PROMPT: Copy out all lines of the records in which the word "JSON" appears.

Figure contents as structured data:

####################

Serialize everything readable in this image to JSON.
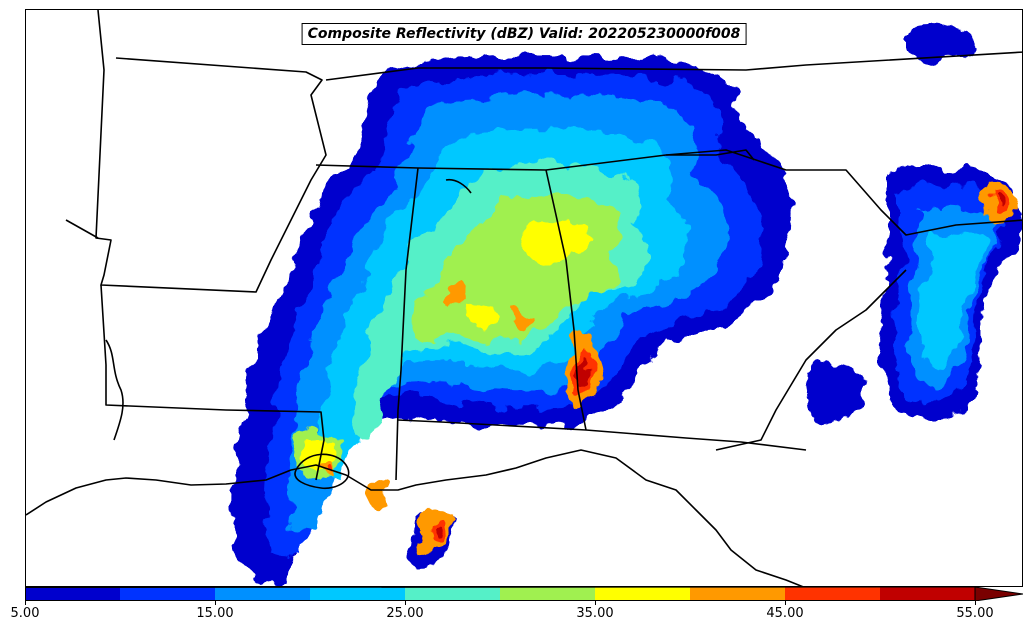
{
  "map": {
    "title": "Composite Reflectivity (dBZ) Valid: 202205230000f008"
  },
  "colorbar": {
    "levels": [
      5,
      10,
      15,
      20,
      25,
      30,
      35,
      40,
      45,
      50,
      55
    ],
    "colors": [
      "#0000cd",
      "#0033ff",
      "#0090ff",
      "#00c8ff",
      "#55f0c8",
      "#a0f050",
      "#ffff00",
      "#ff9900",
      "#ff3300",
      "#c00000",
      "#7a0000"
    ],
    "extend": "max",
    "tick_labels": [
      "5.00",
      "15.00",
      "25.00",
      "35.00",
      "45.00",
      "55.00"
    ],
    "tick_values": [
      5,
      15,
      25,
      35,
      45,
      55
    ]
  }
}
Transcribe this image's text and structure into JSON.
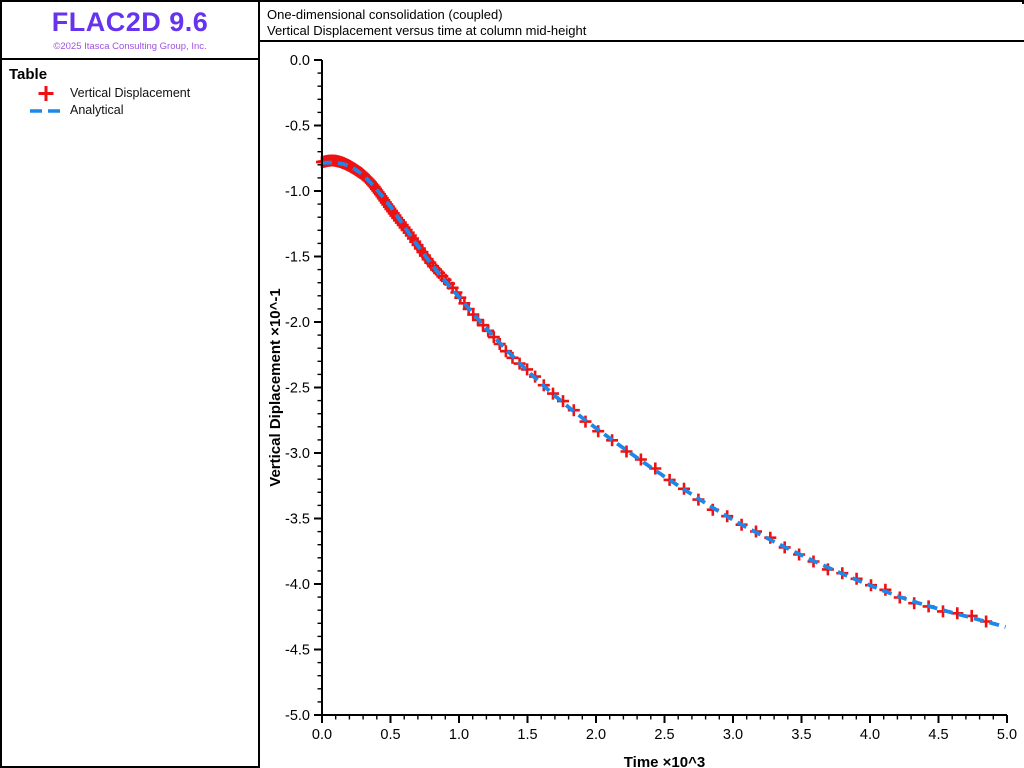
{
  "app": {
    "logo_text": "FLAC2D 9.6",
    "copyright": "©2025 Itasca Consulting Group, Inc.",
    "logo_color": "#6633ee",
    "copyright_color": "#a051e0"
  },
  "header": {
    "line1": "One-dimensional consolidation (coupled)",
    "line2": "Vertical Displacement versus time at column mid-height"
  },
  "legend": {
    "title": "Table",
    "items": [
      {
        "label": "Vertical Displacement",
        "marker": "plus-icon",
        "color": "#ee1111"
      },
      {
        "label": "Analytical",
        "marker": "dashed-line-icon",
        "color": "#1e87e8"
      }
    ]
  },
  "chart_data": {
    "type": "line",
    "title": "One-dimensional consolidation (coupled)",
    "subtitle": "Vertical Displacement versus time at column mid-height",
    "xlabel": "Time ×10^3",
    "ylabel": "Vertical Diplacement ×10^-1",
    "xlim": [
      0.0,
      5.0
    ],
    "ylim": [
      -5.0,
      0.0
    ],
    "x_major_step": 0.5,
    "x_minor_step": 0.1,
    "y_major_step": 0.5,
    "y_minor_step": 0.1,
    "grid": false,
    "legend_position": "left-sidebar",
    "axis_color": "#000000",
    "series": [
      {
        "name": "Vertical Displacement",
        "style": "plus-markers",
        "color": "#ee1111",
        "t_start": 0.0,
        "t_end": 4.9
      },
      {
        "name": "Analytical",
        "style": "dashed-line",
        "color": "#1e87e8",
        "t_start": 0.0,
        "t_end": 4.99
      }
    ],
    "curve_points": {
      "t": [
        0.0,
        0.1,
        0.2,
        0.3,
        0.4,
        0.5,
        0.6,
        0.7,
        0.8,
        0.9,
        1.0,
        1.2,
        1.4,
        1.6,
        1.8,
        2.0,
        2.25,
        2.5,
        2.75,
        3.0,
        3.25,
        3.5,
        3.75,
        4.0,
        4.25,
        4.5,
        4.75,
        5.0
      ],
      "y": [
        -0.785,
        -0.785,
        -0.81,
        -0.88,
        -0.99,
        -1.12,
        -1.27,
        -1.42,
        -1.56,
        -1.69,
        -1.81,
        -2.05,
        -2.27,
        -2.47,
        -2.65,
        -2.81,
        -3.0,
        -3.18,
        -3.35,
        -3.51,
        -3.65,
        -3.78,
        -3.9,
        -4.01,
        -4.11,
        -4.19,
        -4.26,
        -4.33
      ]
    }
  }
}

####################

ANSWER TO THE PROBLEM:
Serialize everything readable in this image to JSON.
Transcribe this image's text and structure into JSON.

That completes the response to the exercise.